**Exercise details**
Output each entry below as it stands, leaving out every picture.

**Items from a data source**
───
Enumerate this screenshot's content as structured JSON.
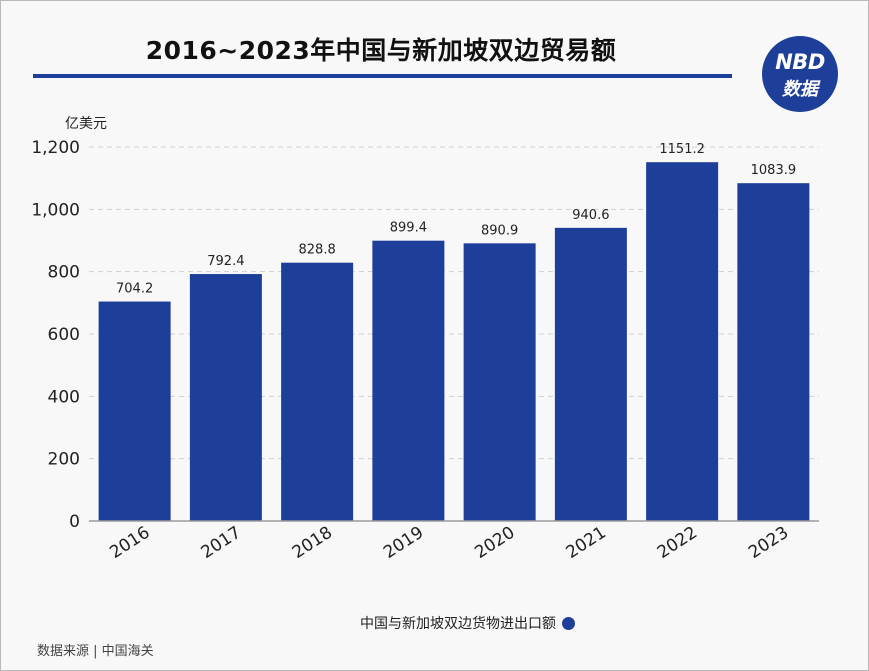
{
  "header": {
    "title": "2016~2023年中国与新加坡双边贸易额",
    "logo_line1": "NBD",
    "logo_line2": "数据"
  },
  "footer": {
    "source": "数据来源 | 中国海关"
  },
  "colors": {
    "bar": "#1d3f9a",
    "rule": "#1d3f9a",
    "grid": "#cfcfcf"
  },
  "chart_data": {
    "type": "bar",
    "title": "2016~2023年中国与新加坡双边贸易额",
    "ylabel": "亿美元",
    "xlabel": "",
    "categories": [
      "2016",
      "2017",
      "2018",
      "2019",
      "2020",
      "2021",
      "2022",
      "2023"
    ],
    "series": [
      {
        "name": "中国与新加坡双边货物进出口额",
        "values": [
          704.2,
          792.4,
          828.8,
          899.4,
          890.9,
          940.6,
          1151.2,
          1083.9
        ]
      }
    ],
    "value_labels": [
      "704.2",
      "792.4",
      "828.8",
      "899.4",
      "890.9",
      "940.6",
      "1151.2",
      "1083.9"
    ],
    "ylim": [
      0,
      1200
    ],
    "yticks": [
      0,
      200,
      400,
      600,
      800,
      1000,
      1200
    ],
    "ytick_labels": [
      "0",
      "200",
      "400",
      "600",
      "800",
      "1,000",
      "1,200"
    ],
    "grid": true,
    "legend_position": "bottom"
  }
}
───
**Exercise solution**
Enumerate this screenshot's content as structured JSON.
{
  "header": {
    "title": "2016~2023年中国与新加坡双边贸易额",
    "logo_line1": "NBD",
    "logo_line2": "数据"
  },
  "footer": {
    "source": "数据来源 | 中国海关"
  },
  "colors": {
    "bar": "#1d3f9a",
    "rule": "#1d3f9a",
    "grid": "#cfcfcf"
  },
  "chart_data": {
    "type": "bar",
    "title": "2016~2023年中国与新加坡双边贸易额",
    "ylabel": "亿美元",
    "xlabel": "",
    "categories": [
      "2016",
      "2017",
      "2018",
      "2019",
      "2020",
      "2021",
      "2022",
      "2023"
    ],
    "series": [
      {
        "name": "中国与新加坡双边货物进出口额",
        "values": [
          704.2,
          792.4,
          828.8,
          899.4,
          890.9,
          940.6,
          1151.2,
          1083.9
        ]
      }
    ],
    "value_labels": [
      "704.2",
      "792.4",
      "828.8",
      "899.4",
      "890.9",
      "940.6",
      "1151.2",
      "1083.9"
    ],
    "ylim": [
      0,
      1200
    ],
    "yticks": [
      0,
      200,
      400,
      600,
      800,
      1000,
      1200
    ],
    "ytick_labels": [
      "0",
      "200",
      "400",
      "600",
      "800",
      "1,000",
      "1,200"
    ],
    "grid": true,
    "legend_position": "bottom"
  }
}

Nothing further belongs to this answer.